## Exercise objective
Please write out the complete listing that follows, exactly as it reads.

------------------------------------------------

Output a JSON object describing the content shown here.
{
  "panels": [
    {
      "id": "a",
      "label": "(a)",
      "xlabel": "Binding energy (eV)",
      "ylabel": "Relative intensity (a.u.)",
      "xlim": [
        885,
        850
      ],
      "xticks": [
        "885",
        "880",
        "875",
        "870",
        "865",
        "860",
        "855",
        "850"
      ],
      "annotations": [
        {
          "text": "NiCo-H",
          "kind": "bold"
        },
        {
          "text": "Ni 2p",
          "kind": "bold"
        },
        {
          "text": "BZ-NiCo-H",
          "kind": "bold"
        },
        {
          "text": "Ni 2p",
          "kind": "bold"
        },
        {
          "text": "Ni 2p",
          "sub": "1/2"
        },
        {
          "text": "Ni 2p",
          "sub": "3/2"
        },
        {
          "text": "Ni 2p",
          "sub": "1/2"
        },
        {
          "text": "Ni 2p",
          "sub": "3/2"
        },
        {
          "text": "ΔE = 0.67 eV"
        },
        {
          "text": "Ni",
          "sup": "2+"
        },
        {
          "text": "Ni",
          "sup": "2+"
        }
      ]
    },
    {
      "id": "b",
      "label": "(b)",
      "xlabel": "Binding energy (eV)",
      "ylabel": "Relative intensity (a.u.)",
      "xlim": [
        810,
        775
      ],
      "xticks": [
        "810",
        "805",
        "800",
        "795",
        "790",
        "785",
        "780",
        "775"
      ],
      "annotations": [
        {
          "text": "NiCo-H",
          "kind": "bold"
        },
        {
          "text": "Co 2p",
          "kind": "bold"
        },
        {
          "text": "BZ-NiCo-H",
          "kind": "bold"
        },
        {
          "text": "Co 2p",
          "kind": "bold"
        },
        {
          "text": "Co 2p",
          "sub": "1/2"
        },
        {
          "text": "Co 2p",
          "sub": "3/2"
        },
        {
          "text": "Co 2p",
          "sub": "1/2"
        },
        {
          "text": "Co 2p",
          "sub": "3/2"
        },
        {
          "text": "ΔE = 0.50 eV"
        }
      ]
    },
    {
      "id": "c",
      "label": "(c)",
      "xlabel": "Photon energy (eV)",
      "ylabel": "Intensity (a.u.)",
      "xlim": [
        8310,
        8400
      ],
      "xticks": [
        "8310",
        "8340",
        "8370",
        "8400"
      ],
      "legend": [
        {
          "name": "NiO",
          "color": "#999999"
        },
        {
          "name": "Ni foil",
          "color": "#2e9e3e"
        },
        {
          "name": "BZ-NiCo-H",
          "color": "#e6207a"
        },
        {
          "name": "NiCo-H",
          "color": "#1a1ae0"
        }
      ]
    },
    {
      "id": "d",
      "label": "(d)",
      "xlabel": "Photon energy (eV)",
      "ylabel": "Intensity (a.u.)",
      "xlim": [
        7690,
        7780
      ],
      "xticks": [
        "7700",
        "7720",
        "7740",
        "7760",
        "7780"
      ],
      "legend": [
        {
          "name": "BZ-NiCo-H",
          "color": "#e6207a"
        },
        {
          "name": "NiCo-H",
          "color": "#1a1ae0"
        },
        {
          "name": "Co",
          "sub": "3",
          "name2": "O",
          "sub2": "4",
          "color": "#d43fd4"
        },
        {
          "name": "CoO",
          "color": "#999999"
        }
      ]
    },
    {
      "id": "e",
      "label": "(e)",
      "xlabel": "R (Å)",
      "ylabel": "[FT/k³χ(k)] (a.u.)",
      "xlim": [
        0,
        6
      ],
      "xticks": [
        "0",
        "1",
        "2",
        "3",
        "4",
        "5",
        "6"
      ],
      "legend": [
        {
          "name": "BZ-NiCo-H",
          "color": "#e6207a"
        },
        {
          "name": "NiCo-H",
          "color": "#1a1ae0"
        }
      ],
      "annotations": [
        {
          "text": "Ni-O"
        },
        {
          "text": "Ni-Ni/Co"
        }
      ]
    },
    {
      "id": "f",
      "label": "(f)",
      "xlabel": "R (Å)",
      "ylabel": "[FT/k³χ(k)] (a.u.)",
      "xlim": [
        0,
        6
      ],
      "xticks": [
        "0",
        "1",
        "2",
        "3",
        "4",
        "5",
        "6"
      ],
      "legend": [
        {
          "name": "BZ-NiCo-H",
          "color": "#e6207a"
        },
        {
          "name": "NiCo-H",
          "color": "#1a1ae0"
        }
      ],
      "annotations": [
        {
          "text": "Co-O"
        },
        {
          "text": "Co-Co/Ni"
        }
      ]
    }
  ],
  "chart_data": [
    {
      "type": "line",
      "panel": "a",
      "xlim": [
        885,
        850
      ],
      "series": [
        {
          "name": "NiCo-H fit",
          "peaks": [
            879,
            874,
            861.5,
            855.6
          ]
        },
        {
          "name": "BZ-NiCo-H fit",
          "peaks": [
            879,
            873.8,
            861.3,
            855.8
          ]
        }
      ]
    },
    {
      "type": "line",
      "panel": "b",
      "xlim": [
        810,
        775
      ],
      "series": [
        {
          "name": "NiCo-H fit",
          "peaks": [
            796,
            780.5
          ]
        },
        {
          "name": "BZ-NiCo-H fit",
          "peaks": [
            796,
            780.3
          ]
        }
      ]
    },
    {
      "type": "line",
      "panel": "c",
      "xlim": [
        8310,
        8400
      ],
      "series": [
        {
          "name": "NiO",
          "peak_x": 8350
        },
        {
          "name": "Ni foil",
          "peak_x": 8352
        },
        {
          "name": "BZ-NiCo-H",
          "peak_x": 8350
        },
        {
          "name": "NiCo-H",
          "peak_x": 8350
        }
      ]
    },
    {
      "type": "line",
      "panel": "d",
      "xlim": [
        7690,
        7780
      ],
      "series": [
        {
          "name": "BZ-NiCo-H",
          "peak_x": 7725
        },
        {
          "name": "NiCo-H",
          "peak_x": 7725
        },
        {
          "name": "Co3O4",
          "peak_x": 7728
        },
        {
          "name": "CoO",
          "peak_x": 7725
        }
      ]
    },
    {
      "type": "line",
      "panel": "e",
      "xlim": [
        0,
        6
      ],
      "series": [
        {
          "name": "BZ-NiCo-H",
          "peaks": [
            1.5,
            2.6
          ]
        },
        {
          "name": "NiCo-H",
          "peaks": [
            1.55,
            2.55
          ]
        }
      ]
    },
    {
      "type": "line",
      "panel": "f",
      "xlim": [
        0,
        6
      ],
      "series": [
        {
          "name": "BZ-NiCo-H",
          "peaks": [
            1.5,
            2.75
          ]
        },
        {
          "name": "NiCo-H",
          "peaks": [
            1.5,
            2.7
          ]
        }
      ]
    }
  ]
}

------------------------------------------------

## Solution for this exercise
Output a JSON object describing the content shown here.
{
  "panels": [
    {
      "id": "a",
      "label": "(a)",
      "xlabel": "Binding energy (eV)",
      "ylabel": "Relative intensity (a.u.)",
      "xlim": [
        885,
        850
      ],
      "xticks": [
        "885",
        "880",
        "875",
        "870",
        "865",
        "860",
        "855",
        "850"
      ],
      "annotations": [
        {
          "text": "NiCo-H",
          "kind": "bold"
        },
        {
          "text": "Ni 2p",
          "kind": "bold"
        },
        {
          "text": "BZ-NiCo-H",
          "kind": "bold"
        },
        {
          "text": "Ni 2p",
          "kind": "bold"
        },
        {
          "text": "Ni 2p",
          "sub": "1/2"
        },
        {
          "text": "Ni 2p",
          "sub": "3/2"
        },
        {
          "text": "Ni 2p",
          "sub": "1/2"
        },
        {
          "text": "Ni 2p",
          "sub": "3/2"
        },
        {
          "text": "ΔE = 0.67 eV"
        },
        {
          "text": "Ni",
          "sup": "2+"
        },
        {
          "text": "Ni",
          "sup": "2+"
        }
      ]
    },
    {
      "id": "b",
      "label": "(b)",
      "xlabel": "Binding energy (eV)",
      "ylabel": "Relative intensity (a.u.)",
      "xlim": [
        810,
        775
      ],
      "xticks": [
        "810",
        "805",
        "800",
        "795",
        "790",
        "785",
        "780",
        "775"
      ],
      "annotations": [
        {
          "text": "NiCo-H",
          "kind": "bold"
        },
        {
          "text": "Co 2p",
          "kind": "bold"
        },
        {
          "text": "BZ-NiCo-H",
          "kind": "bold"
        },
        {
          "text": "Co 2p",
          "kind": "bold"
        },
        {
          "text": "Co 2p",
          "sub": "1/2"
        },
        {
          "text": "Co 2p",
          "sub": "3/2"
        },
        {
          "text": "Co 2p",
          "sub": "1/2"
        },
        {
          "text": "Co 2p",
          "sub": "3/2"
        },
        {
          "text": "ΔE = 0.50 eV"
        }
      ]
    },
    {
      "id": "c",
      "label": "(c)",
      "xlabel": "Photon energy (eV)",
      "ylabel": "Intensity (a.u.)",
      "xlim": [
        8310,
        8400
      ],
      "xticks": [
        "8310",
        "8340",
        "8370",
        "8400"
      ],
      "legend": [
        {
          "name": "NiO",
          "color": "#999999"
        },
        {
          "name": "Ni foil",
          "color": "#2e9e3e"
        },
        {
          "name": "BZ-NiCo-H",
          "color": "#e6207a"
        },
        {
          "name": "NiCo-H",
          "color": "#1a1ae0"
        }
      ]
    },
    {
      "id": "d",
      "label": "(d)",
      "xlabel": "Photon energy (eV)",
      "ylabel": "Intensity (a.u.)",
      "xlim": [
        7690,
        7780
      ],
      "xticks": [
        "7700",
        "7720",
        "7740",
        "7760",
        "7780"
      ],
      "legend": [
        {
          "name": "BZ-NiCo-H",
          "color": "#e6207a"
        },
        {
          "name": "NiCo-H",
          "color": "#1a1ae0"
        },
        {
          "name": "Co",
          "sub": "3",
          "name2": "O",
          "sub2": "4",
          "color": "#d43fd4"
        },
        {
          "name": "CoO",
          "color": "#999999"
        }
      ]
    },
    {
      "id": "e",
      "label": "(e)",
      "xlabel": "R (Å)",
      "ylabel": "[FT/k³χ(k)] (a.u.)",
      "xlim": [
        0,
        6
      ],
      "xticks": [
        "0",
        "1",
        "2",
        "3",
        "4",
        "5",
        "6"
      ],
      "legend": [
        {
          "name": "BZ-NiCo-H",
          "color": "#e6207a"
        },
        {
          "name": "NiCo-H",
          "color": "#1a1ae0"
        }
      ],
      "annotations": [
        {
          "text": "Ni-O"
        },
        {
          "text": "Ni-Ni/Co"
        }
      ]
    },
    {
      "id": "f",
      "label": "(f)",
      "xlabel": "R (Å)",
      "ylabel": "[FT/k³χ(k)] (a.u.)",
      "xlim": [
        0,
        6
      ],
      "xticks": [
        "0",
        "1",
        "2",
        "3",
        "4",
        "5",
        "6"
      ],
      "legend": [
        {
          "name": "BZ-NiCo-H",
          "color": "#e6207a"
        },
        {
          "name": "NiCo-H",
          "color": "#1a1ae0"
        }
      ],
      "annotations": [
        {
          "text": "Co-O"
        },
        {
          "text": "Co-Co/Ni"
        }
      ]
    }
  ],
  "chart_data": [
    {
      "type": "line",
      "panel": "a",
      "xlim": [
        885,
        850
      ],
      "series": [
        {
          "name": "NiCo-H fit",
          "peaks": [
            879,
            874,
            861.5,
            855.6
          ]
        },
        {
          "name": "BZ-NiCo-H fit",
          "peaks": [
            879,
            873.8,
            861.3,
            855.8
          ]
        }
      ]
    },
    {
      "type": "line",
      "panel": "b",
      "xlim": [
        810,
        775
      ],
      "series": [
        {
          "name": "NiCo-H fit",
          "peaks": [
            796,
            780.5
          ]
        },
        {
          "name": "BZ-NiCo-H fit",
          "peaks": [
            796,
            780.3
          ]
        }
      ]
    },
    {
      "type": "line",
      "panel": "c",
      "xlim": [
        8310,
        8400
      ],
      "series": [
        {
          "name": "NiO",
          "peak_x": 8350
        },
        {
          "name": "Ni foil",
          "peak_x": 8352
        },
        {
          "name": "BZ-NiCo-H",
          "peak_x": 8350
        },
        {
          "name": "NiCo-H",
          "peak_x": 8350
        }
      ]
    },
    {
      "type": "line",
      "panel": "d",
      "xlim": [
        7690,
        7780
      ],
      "series": [
        {
          "name": "BZ-NiCo-H",
          "peak_x": 7725
        },
        {
          "name": "NiCo-H",
          "peak_x": 7725
        },
        {
          "name": "Co3O4",
          "peak_x": 7728
        },
        {
          "name": "CoO",
          "peak_x": 7725
        }
      ]
    },
    {
      "type": "line",
      "panel": "e",
      "xlim": [
        0,
        6
      ],
      "series": [
        {
          "name": "BZ-NiCo-H",
          "peaks": [
            1.5,
            2.6
          ]
        },
        {
          "name": "NiCo-H",
          "peaks": [
            1.55,
            2.55
          ]
        }
      ]
    },
    {
      "type": "line",
      "panel": "f",
      "xlim": [
        0,
        6
      ],
      "series": [
        {
          "name": "BZ-NiCo-H",
          "peaks": [
            1.5,
            2.75
          ]
        },
        {
          "name": "NiCo-H",
          "peaks": [
            1.5,
            2.7
          ]
        }
      ]
    }
  ]
}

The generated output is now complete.